▶ **WHAT IS REQUIRED**
Report each line of the data that has "Google" somewhere in it.

▶ **DATASET ENTRIES**
%%
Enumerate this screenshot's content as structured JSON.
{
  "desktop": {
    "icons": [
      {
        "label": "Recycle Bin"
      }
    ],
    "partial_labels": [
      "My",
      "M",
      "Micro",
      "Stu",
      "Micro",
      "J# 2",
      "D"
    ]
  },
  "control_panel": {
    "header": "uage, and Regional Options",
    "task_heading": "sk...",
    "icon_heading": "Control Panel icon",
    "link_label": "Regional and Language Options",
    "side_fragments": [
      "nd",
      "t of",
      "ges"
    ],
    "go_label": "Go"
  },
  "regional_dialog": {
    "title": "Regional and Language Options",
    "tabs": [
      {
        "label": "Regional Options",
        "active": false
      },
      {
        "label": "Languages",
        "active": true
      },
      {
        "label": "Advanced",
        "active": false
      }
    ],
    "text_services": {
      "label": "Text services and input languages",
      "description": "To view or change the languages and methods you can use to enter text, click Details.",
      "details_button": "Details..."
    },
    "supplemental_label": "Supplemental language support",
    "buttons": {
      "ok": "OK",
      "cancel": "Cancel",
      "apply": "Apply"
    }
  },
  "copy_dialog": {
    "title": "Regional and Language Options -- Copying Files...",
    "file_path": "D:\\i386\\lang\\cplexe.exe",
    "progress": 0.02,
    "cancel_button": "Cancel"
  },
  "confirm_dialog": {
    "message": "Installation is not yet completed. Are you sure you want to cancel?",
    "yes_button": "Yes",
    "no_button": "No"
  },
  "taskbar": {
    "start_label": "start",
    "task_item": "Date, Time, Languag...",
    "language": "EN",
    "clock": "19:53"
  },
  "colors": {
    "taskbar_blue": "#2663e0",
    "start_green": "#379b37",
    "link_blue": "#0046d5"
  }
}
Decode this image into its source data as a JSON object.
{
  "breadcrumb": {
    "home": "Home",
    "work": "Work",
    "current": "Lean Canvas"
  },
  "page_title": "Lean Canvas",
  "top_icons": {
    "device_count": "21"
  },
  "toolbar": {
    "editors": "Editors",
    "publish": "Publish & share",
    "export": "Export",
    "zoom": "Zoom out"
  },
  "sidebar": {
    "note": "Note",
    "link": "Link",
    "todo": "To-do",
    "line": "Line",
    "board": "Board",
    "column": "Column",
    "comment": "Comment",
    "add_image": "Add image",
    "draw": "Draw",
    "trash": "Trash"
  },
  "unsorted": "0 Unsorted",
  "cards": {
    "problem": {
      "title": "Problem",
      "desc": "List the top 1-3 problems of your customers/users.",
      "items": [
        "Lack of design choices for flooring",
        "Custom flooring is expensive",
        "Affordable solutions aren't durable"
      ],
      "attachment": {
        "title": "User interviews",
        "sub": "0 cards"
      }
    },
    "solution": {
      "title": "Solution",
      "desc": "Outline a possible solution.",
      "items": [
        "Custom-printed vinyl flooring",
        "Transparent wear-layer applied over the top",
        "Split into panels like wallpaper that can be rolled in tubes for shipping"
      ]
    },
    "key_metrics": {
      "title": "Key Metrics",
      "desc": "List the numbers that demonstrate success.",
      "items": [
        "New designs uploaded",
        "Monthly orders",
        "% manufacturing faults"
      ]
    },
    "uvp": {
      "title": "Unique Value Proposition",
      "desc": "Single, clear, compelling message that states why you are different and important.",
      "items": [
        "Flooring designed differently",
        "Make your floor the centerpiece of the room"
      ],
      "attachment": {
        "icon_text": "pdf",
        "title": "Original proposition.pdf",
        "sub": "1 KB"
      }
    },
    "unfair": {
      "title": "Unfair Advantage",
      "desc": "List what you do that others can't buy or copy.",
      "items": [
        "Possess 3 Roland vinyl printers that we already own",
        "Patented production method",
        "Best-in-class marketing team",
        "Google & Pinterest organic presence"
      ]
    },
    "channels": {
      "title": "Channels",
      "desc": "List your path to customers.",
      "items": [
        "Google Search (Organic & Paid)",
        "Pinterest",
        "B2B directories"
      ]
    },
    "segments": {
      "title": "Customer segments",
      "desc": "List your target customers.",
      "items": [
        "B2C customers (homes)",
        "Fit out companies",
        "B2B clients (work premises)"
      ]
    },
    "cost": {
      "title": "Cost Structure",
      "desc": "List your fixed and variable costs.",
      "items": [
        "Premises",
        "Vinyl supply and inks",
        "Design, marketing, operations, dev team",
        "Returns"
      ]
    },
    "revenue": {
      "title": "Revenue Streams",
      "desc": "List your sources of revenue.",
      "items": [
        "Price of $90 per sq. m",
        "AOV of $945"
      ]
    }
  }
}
%%
▶ **FINAL RESULT**
        "Google & Pinterest organic presence"
        "Google Search (Organic & Paid)",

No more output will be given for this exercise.